- **PROBLEM TO SOLVE**
Filter these entries, keeping only lines that hold the word "Netz".

— start of INPUT RECORDS —

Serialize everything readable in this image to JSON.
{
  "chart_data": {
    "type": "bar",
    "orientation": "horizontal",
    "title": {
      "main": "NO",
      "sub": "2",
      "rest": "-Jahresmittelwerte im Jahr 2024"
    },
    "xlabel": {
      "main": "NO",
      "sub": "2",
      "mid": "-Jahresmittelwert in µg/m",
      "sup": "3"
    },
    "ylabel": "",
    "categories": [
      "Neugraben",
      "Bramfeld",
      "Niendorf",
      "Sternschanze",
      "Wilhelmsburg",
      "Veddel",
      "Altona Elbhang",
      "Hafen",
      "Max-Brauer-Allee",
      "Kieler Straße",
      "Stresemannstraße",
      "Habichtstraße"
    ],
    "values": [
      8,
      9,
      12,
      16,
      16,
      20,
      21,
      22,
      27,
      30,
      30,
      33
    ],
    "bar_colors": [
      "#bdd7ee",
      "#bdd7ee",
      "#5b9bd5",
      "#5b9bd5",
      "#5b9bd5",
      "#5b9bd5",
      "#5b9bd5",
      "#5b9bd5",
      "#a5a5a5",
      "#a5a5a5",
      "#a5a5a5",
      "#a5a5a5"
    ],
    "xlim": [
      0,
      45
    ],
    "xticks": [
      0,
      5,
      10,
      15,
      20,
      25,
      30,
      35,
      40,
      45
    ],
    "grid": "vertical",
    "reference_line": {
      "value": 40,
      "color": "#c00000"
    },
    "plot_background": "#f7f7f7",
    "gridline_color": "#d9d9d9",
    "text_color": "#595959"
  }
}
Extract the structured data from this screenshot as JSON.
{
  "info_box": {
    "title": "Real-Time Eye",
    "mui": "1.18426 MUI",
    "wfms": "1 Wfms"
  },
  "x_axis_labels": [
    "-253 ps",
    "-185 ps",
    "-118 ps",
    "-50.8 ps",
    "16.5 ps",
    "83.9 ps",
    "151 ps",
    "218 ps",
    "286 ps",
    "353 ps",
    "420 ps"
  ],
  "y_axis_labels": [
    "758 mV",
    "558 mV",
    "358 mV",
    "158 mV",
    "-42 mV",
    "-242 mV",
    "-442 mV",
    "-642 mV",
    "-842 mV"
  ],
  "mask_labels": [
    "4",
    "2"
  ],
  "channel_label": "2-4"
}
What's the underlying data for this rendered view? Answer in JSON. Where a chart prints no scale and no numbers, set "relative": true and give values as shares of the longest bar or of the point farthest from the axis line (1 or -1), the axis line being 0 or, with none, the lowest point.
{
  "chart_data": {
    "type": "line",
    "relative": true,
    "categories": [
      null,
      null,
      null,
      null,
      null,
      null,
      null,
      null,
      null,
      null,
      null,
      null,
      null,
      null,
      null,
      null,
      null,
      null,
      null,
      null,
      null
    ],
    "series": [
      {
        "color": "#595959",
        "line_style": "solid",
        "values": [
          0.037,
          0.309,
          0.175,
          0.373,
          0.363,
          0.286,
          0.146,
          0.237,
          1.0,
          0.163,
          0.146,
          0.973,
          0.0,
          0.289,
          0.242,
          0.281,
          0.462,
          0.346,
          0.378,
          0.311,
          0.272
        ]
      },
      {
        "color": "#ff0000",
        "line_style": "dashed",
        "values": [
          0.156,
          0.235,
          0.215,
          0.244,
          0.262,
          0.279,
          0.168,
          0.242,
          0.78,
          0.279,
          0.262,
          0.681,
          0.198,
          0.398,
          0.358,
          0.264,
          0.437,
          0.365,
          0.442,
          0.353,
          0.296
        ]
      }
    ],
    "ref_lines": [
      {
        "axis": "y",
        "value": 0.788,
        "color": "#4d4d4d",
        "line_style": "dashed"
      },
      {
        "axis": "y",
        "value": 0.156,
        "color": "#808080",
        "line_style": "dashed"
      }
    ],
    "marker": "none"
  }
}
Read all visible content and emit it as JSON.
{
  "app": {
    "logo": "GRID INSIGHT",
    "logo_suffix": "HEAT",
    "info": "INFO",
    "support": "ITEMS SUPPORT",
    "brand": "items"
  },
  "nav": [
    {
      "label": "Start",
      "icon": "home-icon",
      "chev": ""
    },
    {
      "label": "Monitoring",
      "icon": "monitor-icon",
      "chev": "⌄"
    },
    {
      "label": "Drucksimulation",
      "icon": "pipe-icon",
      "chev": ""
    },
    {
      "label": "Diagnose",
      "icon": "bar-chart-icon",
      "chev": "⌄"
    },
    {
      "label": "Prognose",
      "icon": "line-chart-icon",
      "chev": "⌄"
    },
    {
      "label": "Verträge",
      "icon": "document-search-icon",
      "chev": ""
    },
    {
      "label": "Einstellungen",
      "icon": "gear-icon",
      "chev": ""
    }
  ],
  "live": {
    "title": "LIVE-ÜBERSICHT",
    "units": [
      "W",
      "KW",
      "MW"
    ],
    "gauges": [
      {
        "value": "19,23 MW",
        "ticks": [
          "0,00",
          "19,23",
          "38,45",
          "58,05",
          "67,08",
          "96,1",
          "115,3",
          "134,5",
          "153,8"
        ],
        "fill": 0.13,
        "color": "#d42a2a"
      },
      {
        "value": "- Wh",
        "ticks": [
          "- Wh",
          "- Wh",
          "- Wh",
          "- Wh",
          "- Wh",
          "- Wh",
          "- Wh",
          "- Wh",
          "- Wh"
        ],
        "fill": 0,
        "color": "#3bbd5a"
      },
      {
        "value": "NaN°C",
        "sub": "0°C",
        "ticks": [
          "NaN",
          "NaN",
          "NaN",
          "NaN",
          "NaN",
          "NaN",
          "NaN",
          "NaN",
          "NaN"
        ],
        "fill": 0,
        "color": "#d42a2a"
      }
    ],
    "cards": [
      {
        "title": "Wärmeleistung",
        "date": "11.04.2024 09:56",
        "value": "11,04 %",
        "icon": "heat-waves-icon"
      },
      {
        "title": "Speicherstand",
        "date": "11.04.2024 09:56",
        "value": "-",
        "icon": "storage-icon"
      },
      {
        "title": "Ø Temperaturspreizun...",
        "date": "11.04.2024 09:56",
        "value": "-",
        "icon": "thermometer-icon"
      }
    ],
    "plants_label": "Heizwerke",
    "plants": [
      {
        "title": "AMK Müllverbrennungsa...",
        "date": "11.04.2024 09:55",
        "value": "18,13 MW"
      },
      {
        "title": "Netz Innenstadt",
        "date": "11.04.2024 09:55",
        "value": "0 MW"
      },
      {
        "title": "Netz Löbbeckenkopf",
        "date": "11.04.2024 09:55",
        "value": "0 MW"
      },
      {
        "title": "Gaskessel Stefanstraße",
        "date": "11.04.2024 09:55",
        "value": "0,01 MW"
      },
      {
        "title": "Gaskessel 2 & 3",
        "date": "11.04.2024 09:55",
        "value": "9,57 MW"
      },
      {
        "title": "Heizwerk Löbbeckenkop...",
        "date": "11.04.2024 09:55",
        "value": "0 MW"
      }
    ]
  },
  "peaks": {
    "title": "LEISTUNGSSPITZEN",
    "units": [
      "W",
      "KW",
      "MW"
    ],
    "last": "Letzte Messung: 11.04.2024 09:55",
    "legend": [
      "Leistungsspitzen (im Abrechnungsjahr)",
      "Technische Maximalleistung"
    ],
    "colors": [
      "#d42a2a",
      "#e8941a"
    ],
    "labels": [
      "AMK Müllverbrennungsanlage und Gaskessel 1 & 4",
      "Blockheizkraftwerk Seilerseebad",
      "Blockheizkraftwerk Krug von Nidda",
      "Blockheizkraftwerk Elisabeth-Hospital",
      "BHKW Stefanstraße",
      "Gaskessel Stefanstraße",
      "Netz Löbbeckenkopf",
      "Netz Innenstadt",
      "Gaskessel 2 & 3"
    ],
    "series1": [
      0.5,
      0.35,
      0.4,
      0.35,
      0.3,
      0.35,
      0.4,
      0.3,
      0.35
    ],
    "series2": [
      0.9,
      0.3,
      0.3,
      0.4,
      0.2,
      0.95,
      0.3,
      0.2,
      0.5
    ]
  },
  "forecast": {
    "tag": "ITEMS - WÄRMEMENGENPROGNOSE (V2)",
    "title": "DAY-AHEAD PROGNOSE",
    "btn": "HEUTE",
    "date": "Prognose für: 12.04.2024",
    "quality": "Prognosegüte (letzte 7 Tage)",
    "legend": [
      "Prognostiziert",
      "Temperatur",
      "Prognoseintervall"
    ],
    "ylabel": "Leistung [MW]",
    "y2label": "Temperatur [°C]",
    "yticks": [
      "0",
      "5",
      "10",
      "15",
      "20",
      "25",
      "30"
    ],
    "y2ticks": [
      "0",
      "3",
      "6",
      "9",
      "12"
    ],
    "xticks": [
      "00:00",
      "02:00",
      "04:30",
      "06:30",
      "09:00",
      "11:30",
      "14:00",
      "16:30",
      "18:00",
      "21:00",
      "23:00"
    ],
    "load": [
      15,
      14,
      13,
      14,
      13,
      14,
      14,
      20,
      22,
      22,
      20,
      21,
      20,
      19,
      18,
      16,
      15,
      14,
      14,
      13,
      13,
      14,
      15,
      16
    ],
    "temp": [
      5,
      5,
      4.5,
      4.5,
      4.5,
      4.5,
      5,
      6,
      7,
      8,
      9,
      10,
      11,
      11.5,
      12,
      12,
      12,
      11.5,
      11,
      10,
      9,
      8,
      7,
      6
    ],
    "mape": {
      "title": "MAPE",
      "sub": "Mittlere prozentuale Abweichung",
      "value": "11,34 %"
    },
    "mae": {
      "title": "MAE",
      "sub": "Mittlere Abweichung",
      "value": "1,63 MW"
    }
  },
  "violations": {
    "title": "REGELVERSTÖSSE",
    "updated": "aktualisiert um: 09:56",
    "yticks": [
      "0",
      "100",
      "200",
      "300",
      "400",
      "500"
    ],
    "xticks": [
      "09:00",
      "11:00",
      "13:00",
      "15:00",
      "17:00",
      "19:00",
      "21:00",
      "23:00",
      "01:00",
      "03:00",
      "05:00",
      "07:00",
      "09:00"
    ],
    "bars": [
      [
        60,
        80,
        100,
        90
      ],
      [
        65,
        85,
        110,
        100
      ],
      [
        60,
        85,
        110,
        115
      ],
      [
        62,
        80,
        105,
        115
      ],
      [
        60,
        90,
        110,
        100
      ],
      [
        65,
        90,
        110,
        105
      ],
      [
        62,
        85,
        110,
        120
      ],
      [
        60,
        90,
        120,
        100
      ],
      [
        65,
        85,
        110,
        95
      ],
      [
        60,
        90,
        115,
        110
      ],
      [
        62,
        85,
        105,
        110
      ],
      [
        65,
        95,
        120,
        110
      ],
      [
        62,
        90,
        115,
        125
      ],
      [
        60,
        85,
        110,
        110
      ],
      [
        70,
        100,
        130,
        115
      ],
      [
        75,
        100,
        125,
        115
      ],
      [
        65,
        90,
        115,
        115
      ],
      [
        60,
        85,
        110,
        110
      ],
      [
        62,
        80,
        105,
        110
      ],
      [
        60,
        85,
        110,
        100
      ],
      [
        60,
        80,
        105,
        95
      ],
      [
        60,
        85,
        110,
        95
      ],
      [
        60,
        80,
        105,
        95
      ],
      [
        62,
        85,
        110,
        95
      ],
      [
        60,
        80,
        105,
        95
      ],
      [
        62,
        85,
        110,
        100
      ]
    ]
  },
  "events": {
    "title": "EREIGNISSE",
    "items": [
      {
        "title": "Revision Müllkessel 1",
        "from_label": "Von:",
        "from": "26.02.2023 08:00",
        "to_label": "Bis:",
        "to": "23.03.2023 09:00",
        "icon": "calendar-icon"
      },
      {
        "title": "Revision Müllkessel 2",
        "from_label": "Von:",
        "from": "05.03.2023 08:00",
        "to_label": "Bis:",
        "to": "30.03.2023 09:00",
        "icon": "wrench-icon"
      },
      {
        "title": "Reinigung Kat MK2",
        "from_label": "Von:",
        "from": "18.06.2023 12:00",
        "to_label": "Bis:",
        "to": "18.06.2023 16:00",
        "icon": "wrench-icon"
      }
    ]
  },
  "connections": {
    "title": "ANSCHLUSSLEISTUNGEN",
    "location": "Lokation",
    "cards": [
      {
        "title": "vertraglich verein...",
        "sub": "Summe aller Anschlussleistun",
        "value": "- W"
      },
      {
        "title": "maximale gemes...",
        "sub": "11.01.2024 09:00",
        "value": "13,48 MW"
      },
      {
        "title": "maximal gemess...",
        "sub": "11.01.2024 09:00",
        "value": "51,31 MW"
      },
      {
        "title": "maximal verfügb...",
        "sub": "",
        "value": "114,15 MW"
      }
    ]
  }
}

— end of INPUT RECORDS —

- **REPLY TO THE TASK**
        "title": "Netz Innenstadt",
        "title": "Netz Löbbeckenkopf",
      "Netz Löbbeckenkopf",
      "Netz Innenstadt",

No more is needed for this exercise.